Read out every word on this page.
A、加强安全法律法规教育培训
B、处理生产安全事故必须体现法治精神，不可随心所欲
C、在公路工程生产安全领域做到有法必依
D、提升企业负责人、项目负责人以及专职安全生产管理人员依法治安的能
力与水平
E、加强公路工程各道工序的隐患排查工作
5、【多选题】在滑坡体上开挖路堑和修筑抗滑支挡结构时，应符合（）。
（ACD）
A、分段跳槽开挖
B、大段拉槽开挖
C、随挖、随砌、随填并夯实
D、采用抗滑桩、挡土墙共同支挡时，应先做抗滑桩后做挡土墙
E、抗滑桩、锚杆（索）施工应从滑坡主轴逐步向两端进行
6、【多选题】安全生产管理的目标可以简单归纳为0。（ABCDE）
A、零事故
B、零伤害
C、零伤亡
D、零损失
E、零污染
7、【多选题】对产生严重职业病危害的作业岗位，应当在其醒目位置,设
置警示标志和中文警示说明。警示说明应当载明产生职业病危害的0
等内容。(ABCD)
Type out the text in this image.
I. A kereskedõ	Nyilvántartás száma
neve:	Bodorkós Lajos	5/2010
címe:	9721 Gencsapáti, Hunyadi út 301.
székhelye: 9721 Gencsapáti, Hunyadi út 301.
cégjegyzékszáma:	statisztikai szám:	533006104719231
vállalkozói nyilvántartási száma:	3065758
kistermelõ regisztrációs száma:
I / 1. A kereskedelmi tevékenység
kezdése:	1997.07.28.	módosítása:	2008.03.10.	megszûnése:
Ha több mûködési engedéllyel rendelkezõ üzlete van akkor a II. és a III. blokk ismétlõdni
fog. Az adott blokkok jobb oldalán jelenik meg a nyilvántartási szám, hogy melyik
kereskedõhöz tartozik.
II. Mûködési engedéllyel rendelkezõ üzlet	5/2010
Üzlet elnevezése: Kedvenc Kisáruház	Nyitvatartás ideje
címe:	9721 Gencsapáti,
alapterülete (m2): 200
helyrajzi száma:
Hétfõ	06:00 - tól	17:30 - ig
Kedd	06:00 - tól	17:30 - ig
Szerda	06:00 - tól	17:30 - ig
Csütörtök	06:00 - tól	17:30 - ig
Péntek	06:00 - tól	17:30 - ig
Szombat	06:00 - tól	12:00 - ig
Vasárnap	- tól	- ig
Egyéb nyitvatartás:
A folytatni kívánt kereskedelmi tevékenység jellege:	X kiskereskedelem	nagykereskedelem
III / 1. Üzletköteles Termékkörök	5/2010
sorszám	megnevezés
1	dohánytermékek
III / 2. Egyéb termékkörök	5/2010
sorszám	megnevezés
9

::::

What needs to be done
Pull out each line of the listing that holds the string "nyilvántartási".

Response to the task
vállalkozói nyilvántartási száma:	3065758
fog. Az adott blokkok jobb oldalán jelenik meg a nyilvántartási szám, hogy melyik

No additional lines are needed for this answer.